*What the exercise asks*
Return each line holding the string "Российской".

*Records provided*
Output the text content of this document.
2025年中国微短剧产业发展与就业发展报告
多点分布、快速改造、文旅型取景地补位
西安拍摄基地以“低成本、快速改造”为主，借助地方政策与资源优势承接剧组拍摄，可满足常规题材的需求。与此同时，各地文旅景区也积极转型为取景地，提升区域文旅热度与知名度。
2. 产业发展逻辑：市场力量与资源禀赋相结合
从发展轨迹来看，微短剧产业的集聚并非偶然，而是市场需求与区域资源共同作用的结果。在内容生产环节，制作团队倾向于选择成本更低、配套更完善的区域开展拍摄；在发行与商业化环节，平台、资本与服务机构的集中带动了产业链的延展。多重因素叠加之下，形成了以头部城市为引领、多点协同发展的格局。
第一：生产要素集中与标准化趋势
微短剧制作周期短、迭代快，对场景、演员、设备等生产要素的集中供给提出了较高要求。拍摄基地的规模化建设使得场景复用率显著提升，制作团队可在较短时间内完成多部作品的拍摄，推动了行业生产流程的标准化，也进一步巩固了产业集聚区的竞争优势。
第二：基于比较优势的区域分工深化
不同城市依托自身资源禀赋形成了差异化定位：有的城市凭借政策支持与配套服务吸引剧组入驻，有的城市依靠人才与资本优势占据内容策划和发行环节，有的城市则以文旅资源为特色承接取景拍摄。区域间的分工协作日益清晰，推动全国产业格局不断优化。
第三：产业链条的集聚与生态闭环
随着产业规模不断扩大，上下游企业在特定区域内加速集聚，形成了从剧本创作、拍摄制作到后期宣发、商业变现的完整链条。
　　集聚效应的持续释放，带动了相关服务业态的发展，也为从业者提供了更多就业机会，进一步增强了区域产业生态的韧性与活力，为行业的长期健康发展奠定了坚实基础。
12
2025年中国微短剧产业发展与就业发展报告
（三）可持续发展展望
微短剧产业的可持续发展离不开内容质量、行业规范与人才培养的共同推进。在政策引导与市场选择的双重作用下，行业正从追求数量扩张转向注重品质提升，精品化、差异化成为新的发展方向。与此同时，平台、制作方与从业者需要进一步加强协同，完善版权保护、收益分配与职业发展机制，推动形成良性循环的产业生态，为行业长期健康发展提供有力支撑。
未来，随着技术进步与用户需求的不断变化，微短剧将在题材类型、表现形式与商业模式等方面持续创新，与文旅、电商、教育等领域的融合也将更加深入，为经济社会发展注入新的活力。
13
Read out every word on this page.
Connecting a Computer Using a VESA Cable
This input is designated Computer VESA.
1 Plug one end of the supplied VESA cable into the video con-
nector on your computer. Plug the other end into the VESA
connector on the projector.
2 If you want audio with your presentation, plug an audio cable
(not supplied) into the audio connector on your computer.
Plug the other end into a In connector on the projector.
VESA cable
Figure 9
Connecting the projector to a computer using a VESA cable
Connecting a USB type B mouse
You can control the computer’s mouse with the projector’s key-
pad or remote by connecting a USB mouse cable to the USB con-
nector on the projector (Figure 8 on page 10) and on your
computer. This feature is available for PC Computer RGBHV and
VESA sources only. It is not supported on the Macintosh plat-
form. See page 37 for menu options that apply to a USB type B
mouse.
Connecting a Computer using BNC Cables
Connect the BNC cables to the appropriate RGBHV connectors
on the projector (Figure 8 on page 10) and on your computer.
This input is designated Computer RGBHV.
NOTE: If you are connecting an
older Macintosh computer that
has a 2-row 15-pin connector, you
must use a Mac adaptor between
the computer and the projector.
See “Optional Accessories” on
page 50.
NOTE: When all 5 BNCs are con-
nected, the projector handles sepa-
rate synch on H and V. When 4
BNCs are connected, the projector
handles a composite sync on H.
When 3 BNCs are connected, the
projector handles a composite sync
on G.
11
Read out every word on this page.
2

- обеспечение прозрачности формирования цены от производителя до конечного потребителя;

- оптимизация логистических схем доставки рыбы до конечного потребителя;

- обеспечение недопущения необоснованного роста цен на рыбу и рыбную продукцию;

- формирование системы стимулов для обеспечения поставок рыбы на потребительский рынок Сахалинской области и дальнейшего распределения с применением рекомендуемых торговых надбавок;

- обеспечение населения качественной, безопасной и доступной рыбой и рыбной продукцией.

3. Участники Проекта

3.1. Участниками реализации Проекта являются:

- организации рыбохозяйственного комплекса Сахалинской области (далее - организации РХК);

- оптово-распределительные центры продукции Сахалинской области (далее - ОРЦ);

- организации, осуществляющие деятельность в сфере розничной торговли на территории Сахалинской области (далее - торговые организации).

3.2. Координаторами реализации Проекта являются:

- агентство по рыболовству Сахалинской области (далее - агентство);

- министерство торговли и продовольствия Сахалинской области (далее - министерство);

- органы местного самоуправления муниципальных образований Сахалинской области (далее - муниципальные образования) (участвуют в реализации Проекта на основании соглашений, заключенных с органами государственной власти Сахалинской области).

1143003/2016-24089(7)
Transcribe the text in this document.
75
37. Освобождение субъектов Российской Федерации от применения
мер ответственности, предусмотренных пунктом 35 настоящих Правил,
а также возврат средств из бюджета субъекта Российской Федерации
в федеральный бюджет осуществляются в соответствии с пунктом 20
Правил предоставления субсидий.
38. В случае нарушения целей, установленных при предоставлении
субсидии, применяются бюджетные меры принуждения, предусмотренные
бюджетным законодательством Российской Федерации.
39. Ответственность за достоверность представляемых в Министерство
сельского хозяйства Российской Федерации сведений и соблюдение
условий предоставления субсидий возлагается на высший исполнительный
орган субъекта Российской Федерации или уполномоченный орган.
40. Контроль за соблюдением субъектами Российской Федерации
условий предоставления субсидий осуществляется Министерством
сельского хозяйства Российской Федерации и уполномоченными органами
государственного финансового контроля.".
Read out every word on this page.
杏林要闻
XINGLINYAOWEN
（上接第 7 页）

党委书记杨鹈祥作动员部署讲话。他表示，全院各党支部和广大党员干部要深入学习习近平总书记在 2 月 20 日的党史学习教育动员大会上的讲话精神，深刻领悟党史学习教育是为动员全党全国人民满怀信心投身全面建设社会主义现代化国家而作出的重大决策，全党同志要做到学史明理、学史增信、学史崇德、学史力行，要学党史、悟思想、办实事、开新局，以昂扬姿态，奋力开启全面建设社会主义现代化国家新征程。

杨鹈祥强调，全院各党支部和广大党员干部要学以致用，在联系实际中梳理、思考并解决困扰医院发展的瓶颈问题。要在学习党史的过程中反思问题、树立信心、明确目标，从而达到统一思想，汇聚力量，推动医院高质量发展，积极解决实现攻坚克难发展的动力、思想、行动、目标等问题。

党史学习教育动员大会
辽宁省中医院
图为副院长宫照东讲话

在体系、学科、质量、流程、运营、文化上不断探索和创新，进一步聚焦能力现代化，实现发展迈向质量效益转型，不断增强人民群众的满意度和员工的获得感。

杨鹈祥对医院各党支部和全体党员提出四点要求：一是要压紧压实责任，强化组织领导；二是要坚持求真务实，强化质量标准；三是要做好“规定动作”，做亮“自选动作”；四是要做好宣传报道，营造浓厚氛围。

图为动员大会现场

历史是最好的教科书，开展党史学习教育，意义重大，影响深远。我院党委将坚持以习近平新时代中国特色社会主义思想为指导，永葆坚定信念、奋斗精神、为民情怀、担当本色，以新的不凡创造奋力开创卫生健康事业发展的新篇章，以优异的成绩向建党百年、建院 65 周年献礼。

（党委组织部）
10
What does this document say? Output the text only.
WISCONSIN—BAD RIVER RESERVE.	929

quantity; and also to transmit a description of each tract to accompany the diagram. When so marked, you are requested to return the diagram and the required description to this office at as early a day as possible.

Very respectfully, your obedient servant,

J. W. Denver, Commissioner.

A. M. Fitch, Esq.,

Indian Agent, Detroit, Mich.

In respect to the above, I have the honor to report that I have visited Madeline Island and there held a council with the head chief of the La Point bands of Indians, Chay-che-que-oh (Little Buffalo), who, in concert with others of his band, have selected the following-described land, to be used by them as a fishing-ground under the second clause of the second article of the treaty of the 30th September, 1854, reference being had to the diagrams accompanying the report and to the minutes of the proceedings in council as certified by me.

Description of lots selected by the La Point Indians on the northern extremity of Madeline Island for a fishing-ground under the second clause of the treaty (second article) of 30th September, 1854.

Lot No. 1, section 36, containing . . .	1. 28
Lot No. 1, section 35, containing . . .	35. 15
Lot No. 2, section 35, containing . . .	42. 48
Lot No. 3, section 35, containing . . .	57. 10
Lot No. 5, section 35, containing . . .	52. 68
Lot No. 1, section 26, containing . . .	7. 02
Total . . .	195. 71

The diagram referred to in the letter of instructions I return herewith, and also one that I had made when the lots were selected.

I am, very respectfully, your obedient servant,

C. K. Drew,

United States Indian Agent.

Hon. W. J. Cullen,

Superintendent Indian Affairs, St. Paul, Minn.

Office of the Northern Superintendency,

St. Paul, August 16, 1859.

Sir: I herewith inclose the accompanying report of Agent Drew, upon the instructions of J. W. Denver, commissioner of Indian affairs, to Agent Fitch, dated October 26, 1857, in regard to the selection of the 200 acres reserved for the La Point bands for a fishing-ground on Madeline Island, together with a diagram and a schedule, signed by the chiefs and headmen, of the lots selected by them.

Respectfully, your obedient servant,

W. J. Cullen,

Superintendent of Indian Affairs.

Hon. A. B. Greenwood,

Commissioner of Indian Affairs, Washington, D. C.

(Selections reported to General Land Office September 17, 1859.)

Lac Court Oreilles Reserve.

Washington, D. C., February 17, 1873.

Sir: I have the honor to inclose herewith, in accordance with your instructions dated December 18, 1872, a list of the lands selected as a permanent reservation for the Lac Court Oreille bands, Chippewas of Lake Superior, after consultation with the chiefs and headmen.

*Solution to this exercise*
37. Освобождение субъектов Российской Федерации от применения
а также возврат средств из бюджета субъекта Российской Федерации
бюджетным законодательством Российской Федерации.
сельского хозяйства Российской Федерации сведений и соблюдение
орган субъекта Российской Федерации или уполномоченный орган.
40. Контроль за соблюдением субъектами Российской Федерации
сельского хозяйства Российской Федерации и уполномоченными органами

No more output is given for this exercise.